[Passage for review — start]

Ethmia apicipunctella

Scientific classification
- Kingdom: Animalia
- Phylum: Arthropoda
- Clade: Pancrustacea
- Class: Insecta
- Order: Lepidoptera
- Family: Depressariidae
- Genus: Ethmia
- Species: E. apicipunctella
- Binomial name: Ethmia apicipunctella (Chambers, 1875)
- Synonyms: Hyponomeuta apicipunctella Chambers, 1875; Psecadia apicipunctella; Ethmia zavalla Busck, 1915;

= Ethmia apicipunctella =

- Genus: Ethmia
- Species: apicipunctella
- Authority: (Chambers, 1875)
- Synonyms: Hyponomeuta apicipunctella Chambers, 1875, Psecadia apicipunctella, Ethmia zavalla Busck, 1915

Species of moth

Ethmia apicipunctella is a moth in the family Depressariidae. It is found in North America from southern Texas and Nuevo León to eastern Arizona and adjoining areas of Mexico. In the north, the range extends into Colorado and southern Wyoming.

The length of the forewings is 7.2–9.4 mm. The ground color of the forewings is white or pale gray with black spots that are variable in size. The ground color of the hindwings is whitish, slightly tinged with brownish toward the apical area. Adults are on wing from March to July.

[Passage for review — finish]

[Work instructions]:
A. Reproduce the part of the moth entry above from "- Synonyms: Hyponomeuta apicipunctella Chambers, 1875;" to "and southern Wyoming.".
B. Using the moth entry above, answer these:
(i) What is the length of the forewings?
(ii) In which months are adults on wing?
(iii) Into which areas does the range extend in the north?

[Study material — start]

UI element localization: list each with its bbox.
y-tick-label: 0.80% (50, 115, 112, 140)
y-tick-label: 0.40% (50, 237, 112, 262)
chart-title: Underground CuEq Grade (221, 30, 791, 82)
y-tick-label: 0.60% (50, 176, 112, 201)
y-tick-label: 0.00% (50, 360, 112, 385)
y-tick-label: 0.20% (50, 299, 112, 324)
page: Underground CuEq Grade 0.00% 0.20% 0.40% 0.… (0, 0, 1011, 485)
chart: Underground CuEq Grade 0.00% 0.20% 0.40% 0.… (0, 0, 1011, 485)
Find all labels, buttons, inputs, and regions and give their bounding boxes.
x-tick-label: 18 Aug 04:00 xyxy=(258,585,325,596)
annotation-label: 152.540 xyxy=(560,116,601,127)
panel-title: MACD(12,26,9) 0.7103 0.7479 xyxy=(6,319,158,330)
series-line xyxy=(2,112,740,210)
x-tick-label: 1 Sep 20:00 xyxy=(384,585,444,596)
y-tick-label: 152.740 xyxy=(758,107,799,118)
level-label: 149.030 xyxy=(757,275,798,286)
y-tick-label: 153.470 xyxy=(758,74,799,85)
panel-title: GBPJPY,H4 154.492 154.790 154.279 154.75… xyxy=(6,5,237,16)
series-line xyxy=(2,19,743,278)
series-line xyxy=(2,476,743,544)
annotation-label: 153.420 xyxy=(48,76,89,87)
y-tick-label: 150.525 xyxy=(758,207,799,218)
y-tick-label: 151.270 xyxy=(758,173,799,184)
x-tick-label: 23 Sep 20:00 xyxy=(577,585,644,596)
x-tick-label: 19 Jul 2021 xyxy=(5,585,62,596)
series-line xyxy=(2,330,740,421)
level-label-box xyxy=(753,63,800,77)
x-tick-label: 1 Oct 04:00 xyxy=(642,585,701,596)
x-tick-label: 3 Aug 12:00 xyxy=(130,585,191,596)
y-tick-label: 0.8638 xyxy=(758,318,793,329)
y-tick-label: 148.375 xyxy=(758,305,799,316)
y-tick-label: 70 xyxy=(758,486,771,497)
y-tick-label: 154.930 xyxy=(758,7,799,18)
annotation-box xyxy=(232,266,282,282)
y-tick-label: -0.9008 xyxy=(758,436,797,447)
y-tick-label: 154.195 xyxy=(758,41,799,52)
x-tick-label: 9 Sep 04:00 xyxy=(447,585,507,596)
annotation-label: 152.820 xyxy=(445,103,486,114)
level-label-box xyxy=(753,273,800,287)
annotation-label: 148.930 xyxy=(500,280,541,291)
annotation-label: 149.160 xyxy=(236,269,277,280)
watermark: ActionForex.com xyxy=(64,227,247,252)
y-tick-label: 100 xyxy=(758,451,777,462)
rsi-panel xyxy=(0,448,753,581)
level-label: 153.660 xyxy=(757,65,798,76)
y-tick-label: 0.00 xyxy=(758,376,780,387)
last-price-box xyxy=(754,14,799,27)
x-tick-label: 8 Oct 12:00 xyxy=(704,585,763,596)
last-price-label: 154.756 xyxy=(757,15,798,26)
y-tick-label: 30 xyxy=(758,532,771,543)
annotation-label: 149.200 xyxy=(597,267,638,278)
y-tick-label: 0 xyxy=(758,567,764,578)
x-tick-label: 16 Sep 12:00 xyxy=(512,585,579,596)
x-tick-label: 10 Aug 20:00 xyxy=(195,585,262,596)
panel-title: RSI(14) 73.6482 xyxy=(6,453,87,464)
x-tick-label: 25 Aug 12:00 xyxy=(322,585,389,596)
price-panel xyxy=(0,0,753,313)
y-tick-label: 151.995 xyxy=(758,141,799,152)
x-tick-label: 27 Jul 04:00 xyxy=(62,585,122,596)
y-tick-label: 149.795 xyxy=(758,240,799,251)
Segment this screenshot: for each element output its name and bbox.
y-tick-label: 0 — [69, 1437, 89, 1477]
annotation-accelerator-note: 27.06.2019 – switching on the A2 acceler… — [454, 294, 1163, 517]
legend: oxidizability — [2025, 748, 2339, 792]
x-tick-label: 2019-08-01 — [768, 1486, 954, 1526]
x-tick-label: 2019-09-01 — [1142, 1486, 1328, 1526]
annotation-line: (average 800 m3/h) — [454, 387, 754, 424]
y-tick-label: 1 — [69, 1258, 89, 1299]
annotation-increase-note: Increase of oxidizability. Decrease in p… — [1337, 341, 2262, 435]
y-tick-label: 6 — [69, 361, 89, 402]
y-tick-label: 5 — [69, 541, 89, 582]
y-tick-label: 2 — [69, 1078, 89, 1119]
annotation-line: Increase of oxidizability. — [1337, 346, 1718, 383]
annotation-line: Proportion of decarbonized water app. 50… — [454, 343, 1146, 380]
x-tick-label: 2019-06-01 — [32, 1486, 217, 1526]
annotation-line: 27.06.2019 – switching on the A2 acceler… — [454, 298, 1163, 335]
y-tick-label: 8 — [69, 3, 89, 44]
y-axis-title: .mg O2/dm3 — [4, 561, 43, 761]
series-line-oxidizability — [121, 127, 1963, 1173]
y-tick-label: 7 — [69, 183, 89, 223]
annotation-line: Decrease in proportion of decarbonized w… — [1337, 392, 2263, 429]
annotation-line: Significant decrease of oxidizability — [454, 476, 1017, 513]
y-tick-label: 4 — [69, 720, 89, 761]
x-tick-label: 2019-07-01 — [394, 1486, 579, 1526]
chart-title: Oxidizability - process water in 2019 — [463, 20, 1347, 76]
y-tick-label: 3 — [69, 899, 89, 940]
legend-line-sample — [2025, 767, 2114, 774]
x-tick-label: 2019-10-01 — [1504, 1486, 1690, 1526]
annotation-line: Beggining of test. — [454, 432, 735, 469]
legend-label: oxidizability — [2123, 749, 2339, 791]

[Study material — finish]

[Expected responses]:
A.
- Synonyms: Hyponomeuta apicipunctella Chambers, 1875; Psecadia apicipunctella; Ethmia zavalla Busck, 1915;

= Ethmia apicipunctella =

- Genus: Ethmia
- Species: apicipunctella
- Authority: (Chambers, 1875)
- Synonyms: Hyponomeuta apicipunctella Chambers, 1875, Psecadia apicipunctella, Ethmia zavalla Busck, 1915

Species of moth

Ethmia apicipunctella is a moth in the family Depressariidae. It is found in North America from southern Texas and Nuevo León to eastern Arizona and adjoining areas of Mexico. In the north, the range extends into Colorado and southern Wyoming.

B.
(i) 7.2–9.4 mm
(ii) March to July
(iii) Colorado and southern Wyoming